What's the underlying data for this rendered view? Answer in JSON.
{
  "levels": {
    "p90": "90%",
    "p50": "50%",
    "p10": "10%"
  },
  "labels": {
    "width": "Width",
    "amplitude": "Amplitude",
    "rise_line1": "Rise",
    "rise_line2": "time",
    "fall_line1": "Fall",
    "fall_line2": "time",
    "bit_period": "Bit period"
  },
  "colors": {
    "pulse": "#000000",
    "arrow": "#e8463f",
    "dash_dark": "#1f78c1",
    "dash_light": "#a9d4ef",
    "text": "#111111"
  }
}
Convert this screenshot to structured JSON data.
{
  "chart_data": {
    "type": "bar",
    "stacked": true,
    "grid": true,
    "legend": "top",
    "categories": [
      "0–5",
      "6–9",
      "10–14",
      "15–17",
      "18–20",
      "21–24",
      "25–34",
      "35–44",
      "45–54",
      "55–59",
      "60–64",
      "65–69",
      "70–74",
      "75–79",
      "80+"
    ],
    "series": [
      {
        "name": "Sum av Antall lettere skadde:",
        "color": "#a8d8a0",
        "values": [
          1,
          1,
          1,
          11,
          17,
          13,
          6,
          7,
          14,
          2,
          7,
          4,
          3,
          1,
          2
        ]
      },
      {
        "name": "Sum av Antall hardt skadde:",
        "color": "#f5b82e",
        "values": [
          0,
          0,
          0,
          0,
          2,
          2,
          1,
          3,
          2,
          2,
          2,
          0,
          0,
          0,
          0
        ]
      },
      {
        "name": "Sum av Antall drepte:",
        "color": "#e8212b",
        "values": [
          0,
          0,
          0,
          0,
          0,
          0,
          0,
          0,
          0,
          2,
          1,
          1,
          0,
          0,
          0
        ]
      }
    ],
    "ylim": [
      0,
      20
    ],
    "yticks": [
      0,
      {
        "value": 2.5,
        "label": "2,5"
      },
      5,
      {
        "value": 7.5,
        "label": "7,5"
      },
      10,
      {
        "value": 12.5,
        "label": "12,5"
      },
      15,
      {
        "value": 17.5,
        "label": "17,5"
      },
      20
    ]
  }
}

____

SHORT PROBLEM.
Find every line that holds "Antall" and copy it.

WRITTEN RESPONSE.
        "name": "Sum av Antall lettere skadde:",
        "name": "Sum av Antall hardt skadde:",
        "name": "Sum av Antall drepte:",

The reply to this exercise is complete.